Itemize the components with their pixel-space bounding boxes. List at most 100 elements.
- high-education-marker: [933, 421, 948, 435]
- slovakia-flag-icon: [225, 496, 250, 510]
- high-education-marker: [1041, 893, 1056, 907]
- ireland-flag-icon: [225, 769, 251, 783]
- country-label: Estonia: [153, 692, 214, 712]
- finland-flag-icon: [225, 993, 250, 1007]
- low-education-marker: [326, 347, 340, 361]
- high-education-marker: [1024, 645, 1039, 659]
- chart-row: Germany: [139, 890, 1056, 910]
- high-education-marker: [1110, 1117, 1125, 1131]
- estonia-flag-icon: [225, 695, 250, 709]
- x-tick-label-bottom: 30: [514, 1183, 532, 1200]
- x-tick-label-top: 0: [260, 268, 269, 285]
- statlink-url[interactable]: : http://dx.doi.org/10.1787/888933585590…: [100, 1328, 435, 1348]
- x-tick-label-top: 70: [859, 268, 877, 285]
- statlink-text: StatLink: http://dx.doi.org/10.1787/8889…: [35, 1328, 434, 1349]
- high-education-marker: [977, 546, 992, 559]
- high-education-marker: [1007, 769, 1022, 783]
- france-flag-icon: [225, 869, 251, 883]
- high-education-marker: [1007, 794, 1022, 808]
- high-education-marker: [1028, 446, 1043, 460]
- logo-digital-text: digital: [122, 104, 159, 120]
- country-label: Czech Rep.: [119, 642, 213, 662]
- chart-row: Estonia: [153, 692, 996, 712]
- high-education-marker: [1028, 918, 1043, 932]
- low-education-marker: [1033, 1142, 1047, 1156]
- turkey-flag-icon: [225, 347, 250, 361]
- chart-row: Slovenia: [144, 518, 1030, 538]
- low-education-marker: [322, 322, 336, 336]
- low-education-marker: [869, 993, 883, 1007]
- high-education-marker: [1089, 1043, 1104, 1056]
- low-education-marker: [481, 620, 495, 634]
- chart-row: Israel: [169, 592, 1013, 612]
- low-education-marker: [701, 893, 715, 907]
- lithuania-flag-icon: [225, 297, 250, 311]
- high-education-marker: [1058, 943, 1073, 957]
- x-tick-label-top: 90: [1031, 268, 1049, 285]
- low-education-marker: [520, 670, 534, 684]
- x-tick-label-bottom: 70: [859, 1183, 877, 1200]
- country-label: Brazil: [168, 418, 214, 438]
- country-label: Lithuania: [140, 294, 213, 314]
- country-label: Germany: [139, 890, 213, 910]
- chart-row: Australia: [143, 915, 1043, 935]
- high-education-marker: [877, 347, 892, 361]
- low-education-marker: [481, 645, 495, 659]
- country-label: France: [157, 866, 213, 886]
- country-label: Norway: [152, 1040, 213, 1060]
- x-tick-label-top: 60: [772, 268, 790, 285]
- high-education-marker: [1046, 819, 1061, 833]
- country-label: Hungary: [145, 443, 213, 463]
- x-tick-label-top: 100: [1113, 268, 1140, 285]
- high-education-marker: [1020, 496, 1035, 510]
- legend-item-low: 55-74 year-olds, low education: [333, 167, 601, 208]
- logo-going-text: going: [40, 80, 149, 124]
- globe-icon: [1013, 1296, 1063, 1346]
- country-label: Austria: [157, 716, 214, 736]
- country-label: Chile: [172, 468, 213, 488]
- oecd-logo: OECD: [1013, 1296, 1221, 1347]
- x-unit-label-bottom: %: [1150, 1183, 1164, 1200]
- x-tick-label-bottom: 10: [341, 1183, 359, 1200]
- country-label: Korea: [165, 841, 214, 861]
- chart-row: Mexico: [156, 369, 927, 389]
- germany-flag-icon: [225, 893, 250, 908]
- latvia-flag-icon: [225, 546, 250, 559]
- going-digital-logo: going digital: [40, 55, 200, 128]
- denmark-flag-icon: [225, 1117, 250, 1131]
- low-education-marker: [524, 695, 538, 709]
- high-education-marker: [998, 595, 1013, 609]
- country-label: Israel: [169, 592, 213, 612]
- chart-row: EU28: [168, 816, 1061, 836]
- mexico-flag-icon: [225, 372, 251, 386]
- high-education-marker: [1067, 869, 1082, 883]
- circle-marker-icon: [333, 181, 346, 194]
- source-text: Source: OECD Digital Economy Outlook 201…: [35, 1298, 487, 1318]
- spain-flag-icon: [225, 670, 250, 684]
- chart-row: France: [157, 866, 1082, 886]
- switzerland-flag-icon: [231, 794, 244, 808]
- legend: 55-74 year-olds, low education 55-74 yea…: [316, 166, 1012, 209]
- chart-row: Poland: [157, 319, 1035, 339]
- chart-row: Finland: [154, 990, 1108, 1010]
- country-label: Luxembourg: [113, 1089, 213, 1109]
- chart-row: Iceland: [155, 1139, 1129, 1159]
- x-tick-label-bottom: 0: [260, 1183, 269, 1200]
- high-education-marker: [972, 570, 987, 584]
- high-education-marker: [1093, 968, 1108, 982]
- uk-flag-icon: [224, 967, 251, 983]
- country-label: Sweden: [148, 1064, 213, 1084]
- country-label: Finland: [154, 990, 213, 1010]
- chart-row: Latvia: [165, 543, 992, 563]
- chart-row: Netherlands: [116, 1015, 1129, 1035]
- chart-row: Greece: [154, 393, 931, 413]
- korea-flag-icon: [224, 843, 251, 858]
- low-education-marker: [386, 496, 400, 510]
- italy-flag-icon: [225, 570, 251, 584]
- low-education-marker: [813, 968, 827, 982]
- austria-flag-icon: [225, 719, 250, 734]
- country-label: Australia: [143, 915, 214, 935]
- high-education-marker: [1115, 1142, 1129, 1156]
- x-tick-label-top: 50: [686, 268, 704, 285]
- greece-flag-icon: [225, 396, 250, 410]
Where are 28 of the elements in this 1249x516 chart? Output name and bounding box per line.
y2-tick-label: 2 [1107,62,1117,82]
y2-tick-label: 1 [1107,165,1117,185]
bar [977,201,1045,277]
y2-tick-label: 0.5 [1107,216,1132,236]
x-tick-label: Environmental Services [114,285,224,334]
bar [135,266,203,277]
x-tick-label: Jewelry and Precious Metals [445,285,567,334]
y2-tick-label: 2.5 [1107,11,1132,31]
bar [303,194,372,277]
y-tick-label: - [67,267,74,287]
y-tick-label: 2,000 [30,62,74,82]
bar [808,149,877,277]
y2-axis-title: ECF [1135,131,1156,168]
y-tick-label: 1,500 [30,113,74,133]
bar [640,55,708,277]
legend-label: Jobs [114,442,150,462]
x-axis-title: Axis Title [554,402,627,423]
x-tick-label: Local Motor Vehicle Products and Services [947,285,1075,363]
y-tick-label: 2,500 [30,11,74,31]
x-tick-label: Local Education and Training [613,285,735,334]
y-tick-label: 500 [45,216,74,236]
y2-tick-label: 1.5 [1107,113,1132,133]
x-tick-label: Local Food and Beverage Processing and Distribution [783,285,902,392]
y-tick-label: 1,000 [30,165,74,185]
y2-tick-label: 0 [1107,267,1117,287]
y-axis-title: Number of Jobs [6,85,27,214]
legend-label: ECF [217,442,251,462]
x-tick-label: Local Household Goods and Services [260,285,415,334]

#### PROMPT:
Find every line in the material above that contains the string "axis" and copy each one out in full.

#### ANSWER TO THE PROBLEM:
y2-axis-title: ECF [1135,131,1156,168]
x-axis-title: Axis Title [554,402,627,423]
y-axis-title: Number of Jobs [6,85,27,214]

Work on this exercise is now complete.